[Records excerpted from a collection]
- - - - -
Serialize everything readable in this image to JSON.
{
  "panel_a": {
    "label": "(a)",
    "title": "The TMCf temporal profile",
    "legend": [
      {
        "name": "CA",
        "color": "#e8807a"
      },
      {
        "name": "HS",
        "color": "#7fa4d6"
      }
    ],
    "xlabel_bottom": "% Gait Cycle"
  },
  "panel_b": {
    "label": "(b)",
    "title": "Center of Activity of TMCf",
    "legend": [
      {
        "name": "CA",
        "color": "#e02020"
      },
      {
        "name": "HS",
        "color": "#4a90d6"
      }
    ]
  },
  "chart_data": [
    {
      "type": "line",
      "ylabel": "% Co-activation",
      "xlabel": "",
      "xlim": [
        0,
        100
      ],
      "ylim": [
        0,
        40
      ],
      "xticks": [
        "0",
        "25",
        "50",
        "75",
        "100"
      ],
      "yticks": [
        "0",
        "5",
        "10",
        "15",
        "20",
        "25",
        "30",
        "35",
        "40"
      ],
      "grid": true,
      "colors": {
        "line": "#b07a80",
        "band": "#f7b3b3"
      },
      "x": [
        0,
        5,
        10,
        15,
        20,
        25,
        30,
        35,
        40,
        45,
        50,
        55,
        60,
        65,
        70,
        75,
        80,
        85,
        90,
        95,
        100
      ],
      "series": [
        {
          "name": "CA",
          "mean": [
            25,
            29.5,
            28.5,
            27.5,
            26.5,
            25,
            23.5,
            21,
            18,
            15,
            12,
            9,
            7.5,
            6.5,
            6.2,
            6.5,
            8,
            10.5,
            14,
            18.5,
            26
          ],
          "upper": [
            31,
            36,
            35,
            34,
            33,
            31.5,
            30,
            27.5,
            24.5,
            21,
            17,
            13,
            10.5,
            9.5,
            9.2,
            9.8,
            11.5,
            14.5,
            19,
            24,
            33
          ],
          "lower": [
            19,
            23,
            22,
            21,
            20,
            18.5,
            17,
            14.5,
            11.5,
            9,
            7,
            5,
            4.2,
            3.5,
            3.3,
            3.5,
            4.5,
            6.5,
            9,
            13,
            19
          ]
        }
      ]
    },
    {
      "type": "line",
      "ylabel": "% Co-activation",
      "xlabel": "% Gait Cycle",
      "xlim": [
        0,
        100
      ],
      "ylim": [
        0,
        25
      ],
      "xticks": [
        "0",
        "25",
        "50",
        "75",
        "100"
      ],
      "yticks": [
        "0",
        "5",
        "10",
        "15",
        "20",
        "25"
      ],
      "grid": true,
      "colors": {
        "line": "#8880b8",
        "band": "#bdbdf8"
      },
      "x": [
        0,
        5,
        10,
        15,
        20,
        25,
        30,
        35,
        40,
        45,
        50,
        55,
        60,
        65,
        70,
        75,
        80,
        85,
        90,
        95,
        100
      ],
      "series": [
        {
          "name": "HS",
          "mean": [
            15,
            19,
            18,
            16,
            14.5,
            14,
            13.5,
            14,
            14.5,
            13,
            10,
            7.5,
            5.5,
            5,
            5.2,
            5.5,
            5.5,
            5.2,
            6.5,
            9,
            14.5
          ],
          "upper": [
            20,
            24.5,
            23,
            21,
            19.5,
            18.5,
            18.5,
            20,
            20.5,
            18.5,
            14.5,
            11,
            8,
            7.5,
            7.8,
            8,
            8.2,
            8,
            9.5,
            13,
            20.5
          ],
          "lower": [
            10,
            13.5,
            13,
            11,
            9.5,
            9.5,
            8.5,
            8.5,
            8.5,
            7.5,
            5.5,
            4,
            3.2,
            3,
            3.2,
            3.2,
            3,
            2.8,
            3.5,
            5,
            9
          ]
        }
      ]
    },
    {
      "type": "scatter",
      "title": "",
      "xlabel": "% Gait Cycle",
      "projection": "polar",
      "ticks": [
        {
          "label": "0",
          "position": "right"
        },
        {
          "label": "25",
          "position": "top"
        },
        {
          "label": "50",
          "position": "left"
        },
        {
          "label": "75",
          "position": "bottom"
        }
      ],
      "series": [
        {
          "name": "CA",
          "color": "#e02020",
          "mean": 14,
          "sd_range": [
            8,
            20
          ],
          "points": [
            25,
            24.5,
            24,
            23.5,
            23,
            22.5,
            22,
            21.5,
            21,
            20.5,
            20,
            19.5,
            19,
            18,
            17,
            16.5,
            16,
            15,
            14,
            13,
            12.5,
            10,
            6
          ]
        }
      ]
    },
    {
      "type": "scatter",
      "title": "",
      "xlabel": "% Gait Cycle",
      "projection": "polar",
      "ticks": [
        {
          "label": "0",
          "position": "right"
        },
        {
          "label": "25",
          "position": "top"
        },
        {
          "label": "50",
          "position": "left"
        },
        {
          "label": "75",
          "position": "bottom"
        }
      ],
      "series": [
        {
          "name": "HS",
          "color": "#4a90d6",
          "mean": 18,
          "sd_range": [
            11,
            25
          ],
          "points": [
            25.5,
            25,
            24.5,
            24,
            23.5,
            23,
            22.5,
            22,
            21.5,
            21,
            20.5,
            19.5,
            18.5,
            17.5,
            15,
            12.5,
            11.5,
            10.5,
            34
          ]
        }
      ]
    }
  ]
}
- - - - -
WRITTEN INSTRUCTION
Copy every record exactly as presented.

RESPONSE TO THIS TASK
Serialize everything readable in this image to JSON.
{
  "panel_a": {
    "label": "(a)",
    "title": "The TMCf temporal profile",
    "legend": [
      {
        "name": "CA",
        "color": "#e8807a"
      },
      {
        "name": "HS",
        "color": "#7fa4d6"
      }
    ],
    "xlabel_bottom": "% Gait Cycle"
  },
  "panel_b": {
    "label": "(b)",
    "title": "Center of Activity of TMCf",
    "legend": [
      {
        "name": "CA",
        "color": "#e02020"
      },
      {
        "name": "HS",
        "color": "#4a90d6"
      }
    ]
  },
  "chart_data": [
    {
      "type": "line",
      "ylabel": "% Co-activation",
      "xlabel": "",
      "xlim": [
        0,
        100
      ],
      "ylim": [
        0,
        40
      ],
      "xticks": [
        "0",
        "25",
        "50",
        "75",
        "100"
      ],
      "yticks": [
        "0",
        "5",
        "10",
        "15",
        "20",
        "25",
        "30",
        "35",
        "40"
      ],
      "grid": true,
      "colors": {
        "line": "#b07a80",
        "band": "#f7b3b3"
      },
      "x": [
        0,
        5,
        10,
        15,
        20,
        25,
        30,
        35,
        40,
        45,
        50,
        55,
        60,
        65,
        70,
        75,
        80,
        85,
        90,
        95,
        100
      ],
      "series": [
        {
          "name": "CA",
          "mean": [
            25,
            29.5,
            28.5,
            27.5,
            26.5,
            25,
            23.5,
            21,
            18,
            15,
            12,
            9,
            7.5,
            6.5,
            6.2,
            6.5,
            8,
            10.5,
            14,
            18.5,
            26
          ],
          "upper": [
            31,
            36,
            35,
            34,
            33,
            31.5,
            30,
            27.5,
            24.5,
            21,
            17,
            13,
            10.5,
            9.5,
            9.2,
            9.8,
            11.5,
            14.5,
            19,
            24,
            33
          ],
          "lower": [
            19,
            23,
            22,
            21,
            20,
            18.5,
            17,
            14.5,
            11.5,
            9,
            7,
            5,
            4.2,
            3.5,
            3.3,
            3.5,
            4.5,
            6.5,
            9,
            13,
            19
          ]
        }
      ]
    },
    {
      "type": "line",
      "ylabel": "% Co-activation",
      "xlabel": "% Gait Cycle",
      "xlim": [
        0,
        100
      ],
      "ylim": [
        0,
        25
      ],
      "xticks": [
        "0",
        "25",
        "50",
        "75",
        "100"
      ],
      "yticks": [
        "0",
        "5",
        "10",
        "15",
        "20",
        "25"
      ],
      "grid": true,
      "colors": {
        "line": "#8880b8",
        "band": "#bdbdf8"
      },
      "x": [
        0,
        5,
        10,
        15,
        20,
        25,
        30,
        35,
        40,
        45,
        50,
        55,
        60,
        65,
        70,
        75,
        80,
        85,
        90,
        95,
        100
      ],
      "series": [
        {
          "name": "HS",
          "mean": [
            15,
            19,
            18,
            16,
            14.5,
            14,
            13.5,
            14,
            14.5,
            13,
            10,
            7.5,
            5.5,
            5,
            5.2,
            5.5,
            5.5,
            5.2,
            6.5,
            9,
            14.5
          ],
          "upper": [
            20,
            24.5,
            23,
            21,
            19.5,
            18.5,
            18.5,
            20,
            20.5,
            18.5,
            14.5,
            11,
            8,
            7.5,
            7.8,
            8,
            8.2,
            8,
            9.5,
            13,
            20.5
          ],
          "lower": [
            10,
            13.5,
            13,
            11,
            9.5,
            9.5,
            8.5,
            8.5,
            8.5,
            7.5,
            5.5,
            4,
            3.2,
            3,
            3.2,
            3.2,
            3,
            2.8,
            3.5,
            5,
            9
          ]
        }
      ]
    },
    {
      "type": "scatter",
      "title": "",
      "xlabel": "% Gait Cycle",
      "projection": "polar",
      "ticks": [
        {
          "label": "0",
          "position": "right"
        },
        {
          "label": "25",
          "position": "top"
        },
        {
          "label": "50",
          "position": "left"
        },
        {
          "label": "75",
          "position": "bottom"
        }
      ],
      "series": [
        {
          "name": "CA",
          "color": "#e02020",
          "mean": 14,
          "sd_range": [
            8,
            20
          ],
          "points": [
            25,
            24.5,
            24,
            23.5,
            23,
            22.5,
            22,
            21.5,
            21,
            20.5,
            20,
            19.5,
            19,
            18,
            17,
            16.5,
            16,
            15,
            14,
            13,
            12.5,
            10,
            6
          ]
        }
      ]
    },
    {
      "type": "scatter",
      "title": "",
      "xlabel": "% Gait Cycle",
      "projection": "polar",
      "ticks": [
        {
          "label": "0",
          "position": "right"
        },
        {
          "label": "25",
          "position": "top"
        },
        {
          "label": "50",
          "position": "left"
        },
        {
          "label": "75",
          "position": "bottom"
        }
      ],
      "series": [
        {
          "name": "HS",
          "color": "#4a90d6",
          "mean": 18,
          "sd_range": [
            11,
            25
          ],
          "points": [
            25.5,
            25,
            24.5,
            24,
            23.5,
            23,
            22.5,
            22,
            21.5,
            21,
            20.5,
            19.5,
            18.5,
            17.5,
            15,
            12.5,
            11.5,
            10.5,
            34
          ]
        }
      ]
    }
  ]
}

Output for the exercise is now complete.